(Saved data entries)
-=-=-=-=-
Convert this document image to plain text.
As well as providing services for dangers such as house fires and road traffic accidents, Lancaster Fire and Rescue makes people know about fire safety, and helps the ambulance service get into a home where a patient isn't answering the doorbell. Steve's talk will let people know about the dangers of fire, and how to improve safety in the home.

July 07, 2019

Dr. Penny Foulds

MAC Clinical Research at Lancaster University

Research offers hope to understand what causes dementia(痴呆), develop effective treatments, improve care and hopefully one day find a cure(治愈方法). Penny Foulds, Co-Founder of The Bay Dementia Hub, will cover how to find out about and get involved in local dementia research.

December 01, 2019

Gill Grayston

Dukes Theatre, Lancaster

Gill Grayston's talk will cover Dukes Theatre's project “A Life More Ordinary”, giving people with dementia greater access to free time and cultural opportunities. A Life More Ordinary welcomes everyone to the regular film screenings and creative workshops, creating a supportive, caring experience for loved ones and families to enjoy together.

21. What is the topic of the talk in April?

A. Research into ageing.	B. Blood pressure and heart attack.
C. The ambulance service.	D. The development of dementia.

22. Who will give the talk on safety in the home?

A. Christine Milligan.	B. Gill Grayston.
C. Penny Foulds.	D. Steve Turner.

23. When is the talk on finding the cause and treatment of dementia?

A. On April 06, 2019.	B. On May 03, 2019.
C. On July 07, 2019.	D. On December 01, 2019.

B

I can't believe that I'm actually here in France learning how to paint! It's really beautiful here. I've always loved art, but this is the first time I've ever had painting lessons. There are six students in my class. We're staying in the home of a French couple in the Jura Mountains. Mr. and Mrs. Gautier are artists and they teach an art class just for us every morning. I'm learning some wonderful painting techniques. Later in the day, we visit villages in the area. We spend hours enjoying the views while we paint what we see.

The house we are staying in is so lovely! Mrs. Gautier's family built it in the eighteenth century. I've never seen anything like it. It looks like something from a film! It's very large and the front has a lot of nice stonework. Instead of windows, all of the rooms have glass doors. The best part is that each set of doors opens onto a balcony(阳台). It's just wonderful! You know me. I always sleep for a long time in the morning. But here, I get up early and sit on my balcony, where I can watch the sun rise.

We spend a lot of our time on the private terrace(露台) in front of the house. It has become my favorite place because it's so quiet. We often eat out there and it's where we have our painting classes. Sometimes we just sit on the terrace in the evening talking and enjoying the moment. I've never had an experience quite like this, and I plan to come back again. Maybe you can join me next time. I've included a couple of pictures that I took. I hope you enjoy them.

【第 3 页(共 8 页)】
-=-=-=-=-
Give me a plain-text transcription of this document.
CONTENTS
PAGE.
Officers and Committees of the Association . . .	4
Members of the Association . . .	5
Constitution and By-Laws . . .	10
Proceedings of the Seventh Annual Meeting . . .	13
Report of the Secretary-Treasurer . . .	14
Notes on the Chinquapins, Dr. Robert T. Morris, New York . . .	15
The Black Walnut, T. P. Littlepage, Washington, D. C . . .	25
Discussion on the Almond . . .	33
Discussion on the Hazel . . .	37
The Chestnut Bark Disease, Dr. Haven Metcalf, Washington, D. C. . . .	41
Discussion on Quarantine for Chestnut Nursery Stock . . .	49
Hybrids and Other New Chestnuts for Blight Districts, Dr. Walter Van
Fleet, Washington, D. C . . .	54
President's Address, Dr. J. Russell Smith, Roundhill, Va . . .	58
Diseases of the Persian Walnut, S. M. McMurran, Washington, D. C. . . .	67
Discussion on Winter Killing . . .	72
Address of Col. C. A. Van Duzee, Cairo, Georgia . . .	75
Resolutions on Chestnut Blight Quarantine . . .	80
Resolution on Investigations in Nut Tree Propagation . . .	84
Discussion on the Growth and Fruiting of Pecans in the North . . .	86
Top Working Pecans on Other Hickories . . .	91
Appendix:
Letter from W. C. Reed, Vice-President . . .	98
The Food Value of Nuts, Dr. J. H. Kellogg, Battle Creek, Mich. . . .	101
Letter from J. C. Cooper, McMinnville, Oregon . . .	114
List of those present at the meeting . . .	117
-=-=-=-=-
TASK DETAILS:
Keep only those lines of the records that hold "Address", and return them.

SOLUTION BELOW:
President's Address, Dr. J. Russell Smith, Roundhill, Va . . .	58
Address of Col. C. A. Van Duzee, Cairo, Georgia . . .	75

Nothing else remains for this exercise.